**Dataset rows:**
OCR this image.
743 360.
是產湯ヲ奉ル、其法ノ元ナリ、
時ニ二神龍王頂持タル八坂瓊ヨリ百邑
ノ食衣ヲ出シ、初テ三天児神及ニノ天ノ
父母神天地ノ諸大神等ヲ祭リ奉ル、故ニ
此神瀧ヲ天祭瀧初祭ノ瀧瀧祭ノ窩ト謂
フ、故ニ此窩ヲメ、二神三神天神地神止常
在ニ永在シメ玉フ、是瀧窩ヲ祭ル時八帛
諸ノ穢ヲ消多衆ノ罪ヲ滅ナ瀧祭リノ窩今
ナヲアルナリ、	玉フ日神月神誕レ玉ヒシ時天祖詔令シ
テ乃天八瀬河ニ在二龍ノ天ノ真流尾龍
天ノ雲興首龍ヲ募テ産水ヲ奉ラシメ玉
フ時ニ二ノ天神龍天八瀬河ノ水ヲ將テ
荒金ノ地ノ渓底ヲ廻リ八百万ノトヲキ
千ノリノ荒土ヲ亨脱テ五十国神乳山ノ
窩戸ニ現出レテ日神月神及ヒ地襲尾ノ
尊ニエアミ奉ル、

**GIVEN EXERCISE:**
Output each record exactly, leaving nothing out.

**TASK RESPONSE:**
OCR this image.
743 360.
是產湯ヲ奉ル、其法ノ元ナリ、
時ニ二神龍王頂持タル八坂瓊ヨリ百邑
ノ食衣ヲ出シ、初テ三天児神及ニノ天ノ
父母神天地ノ諸大神等ヲ祭リ奉ル、故ニ
此神瀧ヲ天祭瀧初祭ノ瀧瀧祭ノ窩ト謂
フ、故ニ此窩ヲメ、二神三神天神地神止常
在ニ永在シメ玉フ、是瀧窩ヲ祭ル時八帛
諸ノ穢ヲ消多衆ノ罪ヲ滅ナ瀧祭リノ窩今
ナヲアルナリ、	玉フ日神月神誕レ玉ヒシ時天祖詔令シ
テ乃天八瀬河ニ在二龍ノ天ノ真流尾龍
天ノ雲興首龍ヲ募テ産水ヲ奉ラシメ玉
フ時ニ二ノ天神龍天八瀬河ノ水ヲ將テ
荒金ノ地ノ渓底ヲ廻リ八百万ノトヲキ
千ノリノ荒土ヲ亨脱テ五十国神乳山ノ
窩戸ニ現出レテ日神月神及ヒ地襲尾ノ
尊ニエアミ奉ル、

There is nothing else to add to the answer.